[Start Data shown]
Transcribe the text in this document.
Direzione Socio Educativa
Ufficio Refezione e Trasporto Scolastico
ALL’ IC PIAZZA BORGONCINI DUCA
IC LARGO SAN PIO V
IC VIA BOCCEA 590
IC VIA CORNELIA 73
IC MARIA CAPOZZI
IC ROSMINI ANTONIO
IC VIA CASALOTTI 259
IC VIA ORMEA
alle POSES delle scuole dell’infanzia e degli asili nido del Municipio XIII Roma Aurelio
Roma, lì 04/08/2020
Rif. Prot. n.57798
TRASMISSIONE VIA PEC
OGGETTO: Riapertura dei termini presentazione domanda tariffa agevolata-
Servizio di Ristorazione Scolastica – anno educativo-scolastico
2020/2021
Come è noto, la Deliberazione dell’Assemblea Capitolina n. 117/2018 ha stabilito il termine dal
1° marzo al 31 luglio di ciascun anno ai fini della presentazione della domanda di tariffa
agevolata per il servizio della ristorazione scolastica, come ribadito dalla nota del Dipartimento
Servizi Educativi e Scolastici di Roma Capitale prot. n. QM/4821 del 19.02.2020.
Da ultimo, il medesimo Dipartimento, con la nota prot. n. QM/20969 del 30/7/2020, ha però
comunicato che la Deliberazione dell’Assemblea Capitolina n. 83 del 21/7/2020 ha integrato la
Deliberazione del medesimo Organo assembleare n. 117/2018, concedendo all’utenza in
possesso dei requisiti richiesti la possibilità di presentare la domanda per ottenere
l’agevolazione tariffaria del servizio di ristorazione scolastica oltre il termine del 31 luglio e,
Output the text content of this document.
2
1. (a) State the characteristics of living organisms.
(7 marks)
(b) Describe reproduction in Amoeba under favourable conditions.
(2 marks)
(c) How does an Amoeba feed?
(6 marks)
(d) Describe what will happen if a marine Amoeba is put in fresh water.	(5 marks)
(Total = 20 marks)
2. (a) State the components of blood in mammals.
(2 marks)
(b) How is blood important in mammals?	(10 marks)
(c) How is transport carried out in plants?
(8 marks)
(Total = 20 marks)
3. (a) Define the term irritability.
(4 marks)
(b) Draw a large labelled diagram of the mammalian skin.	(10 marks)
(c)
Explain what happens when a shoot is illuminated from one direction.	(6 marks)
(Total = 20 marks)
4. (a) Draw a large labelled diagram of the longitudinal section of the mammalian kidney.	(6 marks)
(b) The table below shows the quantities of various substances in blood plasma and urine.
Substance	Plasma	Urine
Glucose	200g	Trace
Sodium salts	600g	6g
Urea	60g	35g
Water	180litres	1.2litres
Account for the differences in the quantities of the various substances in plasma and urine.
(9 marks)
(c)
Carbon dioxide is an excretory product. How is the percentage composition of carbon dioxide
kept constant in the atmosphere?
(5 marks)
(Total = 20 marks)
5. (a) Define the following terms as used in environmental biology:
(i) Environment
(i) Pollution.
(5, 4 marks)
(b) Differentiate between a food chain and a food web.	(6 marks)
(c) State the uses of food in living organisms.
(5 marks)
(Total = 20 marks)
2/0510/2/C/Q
[End Data shown]
Write out all records exactly, keeping every detail.

Transcribe the text in this document.
Direzione Socio Educativa
Ufficio Refezione e Trasporto Scolastico
ALL’ IC PIAZZA BORGONCINI DUCA
IC LARGO SAN PIO V
IC VIA BOCCEA 590
IC VIA CORNELIA 73
IC MARIA CAPOZZI
IC ROSMINI ANTONIO
IC VIA CASALOTTI 259
IC VIA ORMEA
alle POSES delle scuole dell’infanzia e degli asili nido del Municipio XIII Roma Aurelio
Roma, lì 04/08/2020
Rif. Prot. n.57798
TRASMISSIONE VIA PEC
OGGETTO: Riapertura dei termini presentazione domanda tariffa agevolata-
Servizio di Ristorazione Scolastica – anno educativo-scolastico
2020/2021
Come è noto, la Deliberazione dell’Assemblea Capitolina n. 117/2018 ha stabilito il termine dal
1° marzo al 31 luglio di ciascun anno ai fini della presentazione della domanda di tariffa
agevolata per il servizio della ristorazione scolastica, come ribadito dalla nota del Dipartimento
Servizi Educativi e Scolastici di Roma Capitale prot. n. QM/4821 del 19.02.2020.
Da ultimo, il medesimo Dipartimento, con la nota prot. n. QM/20969 del 30/7/2020, ha però
comunicato che la Deliberazione dell’Assemblea Capitolina n. 83 del 21/7/2020 ha integrato la
Deliberazione del medesimo Organo assembleare n. 117/2018, concedendo all’utenza in
possesso dei requisiti richiesti la possibilità di presentare la domanda per ottenere
l’agevolazione tariffaria del servizio di ristorazione scolastica oltre il termine del 31 luglio e,
Output the text content of this document.
2
1. (a) State the characteristics of living organisms.
(7 marks)
(b) Describe reproduction in Amoeba under favourable conditions.
(2 marks)
(c) How does an Amoeba feed?
(6 marks)
(d) Describe what will happen if a marine Amoeba is put in fresh water.	(5 marks)
(Total = 20 marks)
2. (a) State the components of blood in mammals.
(2 marks)
(b) How is blood important in mammals?	(10 marks)
(c) How is transport carried out in plants?
(8 marks)
(Total = 20 marks)
3. (a) Define the term irritability.
(4 marks)
(b) Draw a large labelled diagram of the mammalian skin.	(10 marks)
(c)
Explain what happens when a shoot is illuminated from one direction.	(6 marks)
(Total = 20 marks)
4. (a) Draw a large labelled diagram of the longitudinal section of the mammalian kidney.	(6 marks)
(b) The table below shows the quantities of various substances in blood plasma and urine.
Substance	Plasma	Urine
Glucose	200g	Trace
Sodium salts	600g	6g
Urea	60g	35g
Water	180litres	1.2litres
Account for the differences in the quantities of the various substances in plasma and urine.
(9 marks)
(c)
Carbon dioxide is an excretory product. How is the percentage composition of carbon dioxide
kept constant in the atmosphere?
(5 marks)
(Total = 20 marks)
5. (a) Define the following terms as used in environmental biology:
(i) Environment
(i) Pollution.
(5, 4 marks)
(b) Differentiate between a food chain and a food web.	(6 marks)
(c) State the uses of food in living organisms.
(5 marks)
(Total = 20 marks)
2/0510/2/C/Q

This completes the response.